▶ Request:
Your task is to copy every line of the entries that contains "open".

▶ Data to use:

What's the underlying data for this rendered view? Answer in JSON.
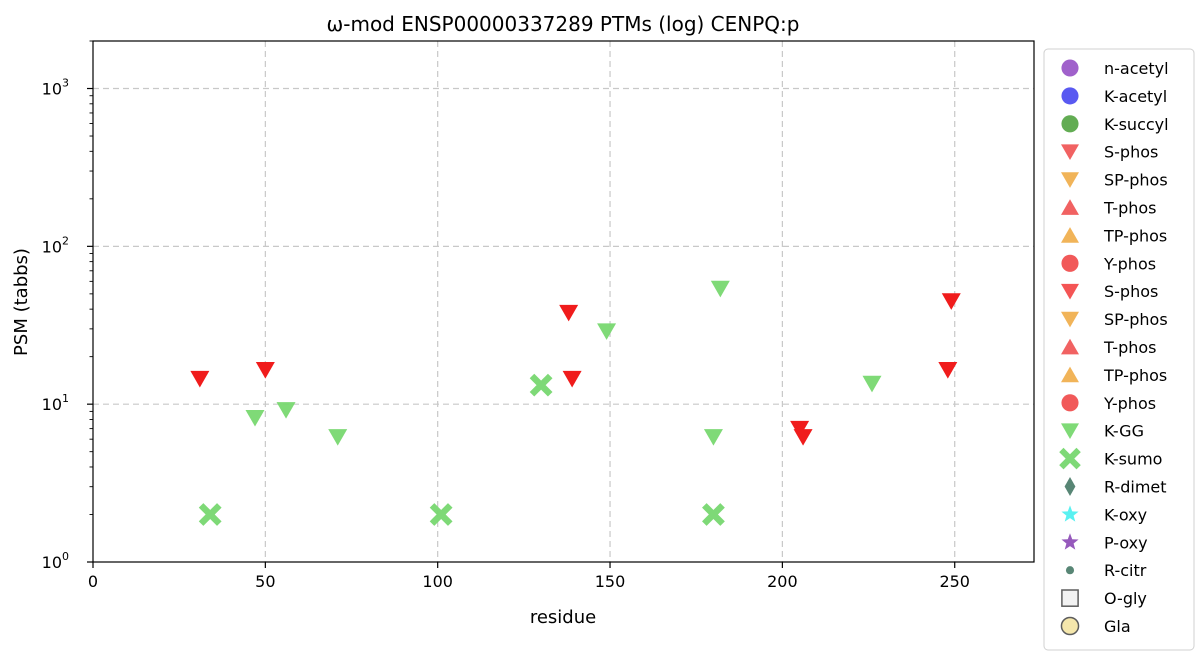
{
  "chart_data": {
    "type": "scatter",
    "title": "ω-mod ENSP00000337289 PTMs (log) CENPQ:p",
    "xlabel": "residue",
    "ylabel": "PSM (tabbs)",
    "xlim": [
      0,
      273
    ],
    "ylim": [
      1,
      2000
    ],
    "yscale": "log",
    "grid": true,
    "legend_placement": "right-outside",
    "x_ticks": [
      0,
      50,
      100,
      150,
      200,
      250
    ],
    "y_ticks": [
      {
        "value": 1,
        "base": "10",
        "exp": "0"
      },
      {
        "value": 10,
        "base": "10",
        "exp": "1"
      },
      {
        "value": 100,
        "base": "10",
        "exp": "2"
      },
      {
        "value": 1000,
        "base": "10",
        "exp": "3"
      }
    ],
    "series": [
      {
        "name": "n-acetyl",
        "marker": "circle",
        "color": "#9b59c8",
        "points": []
      },
      {
        "name": "K-acetyl",
        "marker": "circle",
        "color": "#5050f0",
        "points": []
      },
      {
        "name": "K-succyl",
        "marker": "circle",
        "color": "#5aa84a",
        "points": []
      },
      {
        "name": "S-phos",
        "marker": "triangle-down",
        "color": "#f05a5a",
        "points": []
      },
      {
        "name": "SP-phos",
        "marker": "triangle-down",
        "color": "#f0b050",
        "points": []
      },
      {
        "name": "T-phos",
        "marker": "triangle-up",
        "color": "#f05a5a",
        "points": []
      },
      {
        "name": "TP-phos",
        "marker": "triangle-up",
        "color": "#f0b050",
        "points": []
      },
      {
        "name": "Y-phos",
        "marker": "circle",
        "color": "#f05050",
        "points": []
      },
      {
        "name": "S-phos",
        "marker": "triangle-down",
        "color": "#f01c1c",
        "points": [
          [
            31,
            14.5
          ],
          [
            50,
            16.5
          ],
          [
            138,
            38
          ],
          [
            139,
            14.5
          ],
          [
            205,
            7
          ],
          [
            206,
            6.2
          ],
          [
            248,
            16.5
          ],
          [
            249,
            45
          ]
        ]
      },
      {
        "name": "SP-phos",
        "marker": "triangle-down",
        "color": "#f0b050",
        "points": []
      },
      {
        "name": "T-phos",
        "marker": "triangle-up",
        "color": "#f05a5a",
        "points": []
      },
      {
        "name": "TP-phos",
        "marker": "triangle-up",
        "color": "#f0b050",
        "points": []
      },
      {
        "name": "Y-phos",
        "marker": "circle",
        "color": "#f05050",
        "points": []
      },
      {
        "name": "K-GG",
        "marker": "triangle-down",
        "color": "#78d870",
        "points": [
          [
            47,
            8.2
          ],
          [
            56,
            9.2
          ],
          [
            71,
            6.2
          ],
          [
            149,
            29
          ],
          [
            180,
            6.2
          ],
          [
            182,
            54
          ],
          [
            226,
            13.5
          ]
        ]
      },
      {
        "name": "K-sumo",
        "marker": "x",
        "color": "#78d870",
        "points": [
          [
            34,
            2
          ],
          [
            101,
            2
          ],
          [
            130,
            13.2
          ],
          [
            180,
            2
          ]
        ]
      },
      {
        "name": "R-dimet",
        "marker": "diamond",
        "color": "#4f7f6e",
        "points": []
      },
      {
        "name": "K-oxy",
        "marker": "star",
        "color": "#50f0f0",
        "points": []
      },
      {
        "name": "P-oxy",
        "marker": "star",
        "color": "#9050b8",
        "points": []
      },
      {
        "name": "R-citr",
        "marker": "dot",
        "color": "#4f7f6e",
        "points": []
      },
      {
        "name": "O-gly",
        "marker": "square-open",
        "color": "#f2f2f2",
        "edge": "#555555",
        "points": []
      },
      {
        "name": "Gla",
        "marker": "circle-open",
        "color": "#f5e6a8",
        "edge": "#555555",
        "points": []
      }
    ]
  }
}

▶ Answer to the task:
        "marker": "square-open",
        "marker": "circle-open",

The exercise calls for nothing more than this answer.